Answer these questions using the message on JACK development:
1. In what year did Grame start working on JACK?
2. To which platform was the C++ code base ported in summer 2006?
3. What was jackdmp renamed?

» TEXT EXCERPT:
--------------------------------
On Sat, 2010-04-17 at 12:10 +0200, Stéphane LETZ wrote:
> At Grame, we started working on JACK (jack1 at that time) in 2003 and our 
> first commitment was to port the C code base on OSX. Even if the result was 
> working, we rapidly felt that the C code base was not flexible enough to 
> evolve in the direction we wanted to explore: multi-platforms support, SMP 
> and glitch-free connections (among other ideas we had...) . Around 2004-2005 
> we had a new C++ based code base that was first developed on OSX, later 
> ported in Linux (2005), on Windows (summer 2006) and Solaris (summer 2008 as 
> a result of funding coming from RTL french radio). In 2004 we also found the 
> way to better "integrate" JACK in the CoreAudio architecture on OSX (the 
> JackRouter JACK/CoreAudio bridge) that allowed any CoreAudio application to 
> become a JACK client, thus participating in the success we had on OSX with 
> the JackOSX package.
> 
> I think the "about 3 years ago, the JACK mini-summit in Berlin" Paul told 
> about, was actually during LAC 2008 in Kohn. It was my impression that most 
> of the JACK community was interested to see jackdmp (renamed jack2 at that 
> moment) become the future of JACK, and late 2008 and 2009 was an intense 
> period of work to reach this goal. Nedko (mostly but some other) did a huge 
> job of improving the build system, implement the so-called "JACK Control API"
--------------------------------
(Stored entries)
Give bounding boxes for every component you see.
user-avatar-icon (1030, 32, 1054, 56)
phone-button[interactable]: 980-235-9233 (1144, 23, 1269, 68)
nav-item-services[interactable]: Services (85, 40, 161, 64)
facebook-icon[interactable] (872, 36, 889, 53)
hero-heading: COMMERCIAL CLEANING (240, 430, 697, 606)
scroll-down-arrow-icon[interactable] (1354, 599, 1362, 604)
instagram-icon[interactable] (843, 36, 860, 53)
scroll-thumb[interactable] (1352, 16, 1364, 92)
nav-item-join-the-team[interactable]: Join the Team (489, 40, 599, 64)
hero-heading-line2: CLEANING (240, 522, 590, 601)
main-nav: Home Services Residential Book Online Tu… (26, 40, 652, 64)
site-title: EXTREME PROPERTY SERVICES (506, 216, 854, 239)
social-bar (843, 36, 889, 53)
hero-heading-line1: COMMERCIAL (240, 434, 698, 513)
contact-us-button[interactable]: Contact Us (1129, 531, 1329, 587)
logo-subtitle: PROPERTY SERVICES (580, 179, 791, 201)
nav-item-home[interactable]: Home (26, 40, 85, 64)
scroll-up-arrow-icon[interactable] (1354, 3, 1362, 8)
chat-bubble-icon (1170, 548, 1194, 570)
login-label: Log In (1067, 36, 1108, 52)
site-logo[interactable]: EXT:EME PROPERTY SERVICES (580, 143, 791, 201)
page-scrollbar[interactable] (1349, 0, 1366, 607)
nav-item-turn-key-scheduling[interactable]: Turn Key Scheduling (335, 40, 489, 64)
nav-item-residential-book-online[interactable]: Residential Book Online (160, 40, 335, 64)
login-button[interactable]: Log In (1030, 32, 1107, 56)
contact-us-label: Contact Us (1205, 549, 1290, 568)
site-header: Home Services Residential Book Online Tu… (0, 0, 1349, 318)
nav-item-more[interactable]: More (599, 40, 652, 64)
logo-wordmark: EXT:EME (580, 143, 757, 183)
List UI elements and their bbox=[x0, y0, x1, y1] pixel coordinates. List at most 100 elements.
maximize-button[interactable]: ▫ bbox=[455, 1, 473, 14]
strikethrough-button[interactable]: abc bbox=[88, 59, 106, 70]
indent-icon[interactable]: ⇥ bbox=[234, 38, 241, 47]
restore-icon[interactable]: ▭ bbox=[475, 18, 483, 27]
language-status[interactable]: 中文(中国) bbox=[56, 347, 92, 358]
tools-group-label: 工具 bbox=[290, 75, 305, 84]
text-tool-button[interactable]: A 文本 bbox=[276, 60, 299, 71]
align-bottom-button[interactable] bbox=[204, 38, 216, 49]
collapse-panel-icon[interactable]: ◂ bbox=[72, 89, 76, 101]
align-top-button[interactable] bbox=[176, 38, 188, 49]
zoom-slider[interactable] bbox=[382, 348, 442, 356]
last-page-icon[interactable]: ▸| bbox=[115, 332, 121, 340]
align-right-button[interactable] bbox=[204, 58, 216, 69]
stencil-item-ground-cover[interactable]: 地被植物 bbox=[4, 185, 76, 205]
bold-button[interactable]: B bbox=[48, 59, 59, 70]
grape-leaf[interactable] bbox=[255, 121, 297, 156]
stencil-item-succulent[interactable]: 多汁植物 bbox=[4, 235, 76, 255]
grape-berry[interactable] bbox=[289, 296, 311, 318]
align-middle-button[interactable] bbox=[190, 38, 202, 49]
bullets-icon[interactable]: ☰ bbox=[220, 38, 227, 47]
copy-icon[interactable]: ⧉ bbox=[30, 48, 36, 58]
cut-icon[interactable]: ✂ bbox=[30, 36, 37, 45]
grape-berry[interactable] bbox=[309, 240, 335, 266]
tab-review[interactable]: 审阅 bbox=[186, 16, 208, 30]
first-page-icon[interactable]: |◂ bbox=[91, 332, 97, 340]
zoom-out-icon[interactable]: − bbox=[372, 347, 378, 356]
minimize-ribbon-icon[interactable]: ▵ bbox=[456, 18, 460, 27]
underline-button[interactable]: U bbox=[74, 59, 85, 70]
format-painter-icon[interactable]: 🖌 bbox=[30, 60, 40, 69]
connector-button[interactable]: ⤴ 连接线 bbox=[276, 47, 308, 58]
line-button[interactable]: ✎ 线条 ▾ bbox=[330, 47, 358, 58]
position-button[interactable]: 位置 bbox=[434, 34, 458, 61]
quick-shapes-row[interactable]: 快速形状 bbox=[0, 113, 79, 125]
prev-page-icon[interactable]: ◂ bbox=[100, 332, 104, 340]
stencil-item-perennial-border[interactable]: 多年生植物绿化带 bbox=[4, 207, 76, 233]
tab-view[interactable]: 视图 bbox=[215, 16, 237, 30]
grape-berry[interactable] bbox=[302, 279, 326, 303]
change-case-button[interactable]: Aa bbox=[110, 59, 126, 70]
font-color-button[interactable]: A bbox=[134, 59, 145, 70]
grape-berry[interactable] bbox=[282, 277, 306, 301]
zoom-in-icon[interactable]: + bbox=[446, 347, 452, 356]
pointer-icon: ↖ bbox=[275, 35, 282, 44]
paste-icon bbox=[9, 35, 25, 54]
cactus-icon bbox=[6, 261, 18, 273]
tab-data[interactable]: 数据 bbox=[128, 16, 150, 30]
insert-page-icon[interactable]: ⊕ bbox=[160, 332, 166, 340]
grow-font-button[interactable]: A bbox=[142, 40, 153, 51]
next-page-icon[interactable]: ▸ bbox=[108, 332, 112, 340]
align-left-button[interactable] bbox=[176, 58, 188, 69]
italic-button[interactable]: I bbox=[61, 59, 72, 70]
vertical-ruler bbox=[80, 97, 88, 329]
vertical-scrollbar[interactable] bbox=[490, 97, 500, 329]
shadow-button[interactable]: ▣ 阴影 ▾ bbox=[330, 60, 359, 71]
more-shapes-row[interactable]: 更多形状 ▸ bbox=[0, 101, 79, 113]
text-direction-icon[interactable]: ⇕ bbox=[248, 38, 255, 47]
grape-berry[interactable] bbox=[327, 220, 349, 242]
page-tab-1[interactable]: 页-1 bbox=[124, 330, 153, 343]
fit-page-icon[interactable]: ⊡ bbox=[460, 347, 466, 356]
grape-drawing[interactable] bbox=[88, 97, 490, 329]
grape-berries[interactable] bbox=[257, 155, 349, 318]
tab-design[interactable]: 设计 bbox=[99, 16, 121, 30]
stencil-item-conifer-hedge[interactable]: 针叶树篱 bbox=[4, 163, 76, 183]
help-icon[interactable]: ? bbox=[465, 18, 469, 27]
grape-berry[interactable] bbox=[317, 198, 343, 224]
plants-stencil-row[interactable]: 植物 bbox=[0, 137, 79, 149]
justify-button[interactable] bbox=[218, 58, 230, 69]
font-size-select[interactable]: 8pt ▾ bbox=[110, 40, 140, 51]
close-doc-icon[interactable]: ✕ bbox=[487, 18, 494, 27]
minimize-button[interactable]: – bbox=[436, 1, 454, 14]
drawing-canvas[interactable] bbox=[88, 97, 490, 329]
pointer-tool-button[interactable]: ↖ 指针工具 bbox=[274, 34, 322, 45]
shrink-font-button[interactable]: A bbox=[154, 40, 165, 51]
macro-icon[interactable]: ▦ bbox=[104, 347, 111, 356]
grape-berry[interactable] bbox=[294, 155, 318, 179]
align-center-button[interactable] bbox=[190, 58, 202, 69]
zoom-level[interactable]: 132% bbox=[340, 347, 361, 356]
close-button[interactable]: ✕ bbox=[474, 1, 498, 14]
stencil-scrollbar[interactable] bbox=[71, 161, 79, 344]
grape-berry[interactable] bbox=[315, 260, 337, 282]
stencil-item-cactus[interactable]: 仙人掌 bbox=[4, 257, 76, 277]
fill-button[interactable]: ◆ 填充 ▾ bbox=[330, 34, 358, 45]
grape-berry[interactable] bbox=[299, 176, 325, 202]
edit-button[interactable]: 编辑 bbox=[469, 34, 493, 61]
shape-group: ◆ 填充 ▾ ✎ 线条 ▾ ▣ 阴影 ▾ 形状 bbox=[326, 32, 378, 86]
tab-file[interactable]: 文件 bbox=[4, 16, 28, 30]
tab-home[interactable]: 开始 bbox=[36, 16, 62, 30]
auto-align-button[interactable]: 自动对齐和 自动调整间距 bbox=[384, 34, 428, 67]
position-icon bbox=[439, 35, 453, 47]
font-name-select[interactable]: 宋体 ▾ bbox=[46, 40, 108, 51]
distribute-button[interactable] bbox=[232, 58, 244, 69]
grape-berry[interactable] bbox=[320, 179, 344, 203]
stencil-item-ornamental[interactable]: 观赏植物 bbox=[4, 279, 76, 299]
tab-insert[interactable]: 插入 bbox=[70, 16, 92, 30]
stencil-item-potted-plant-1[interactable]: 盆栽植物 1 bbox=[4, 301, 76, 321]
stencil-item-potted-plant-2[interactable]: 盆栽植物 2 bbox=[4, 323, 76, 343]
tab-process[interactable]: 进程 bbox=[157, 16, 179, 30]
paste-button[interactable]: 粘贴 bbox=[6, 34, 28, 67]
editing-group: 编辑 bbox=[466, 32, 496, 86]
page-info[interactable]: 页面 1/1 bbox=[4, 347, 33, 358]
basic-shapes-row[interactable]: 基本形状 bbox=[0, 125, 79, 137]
--------------------------------
» EXPECTED ANSWER:
1. 2003
2. Windows
3. jack2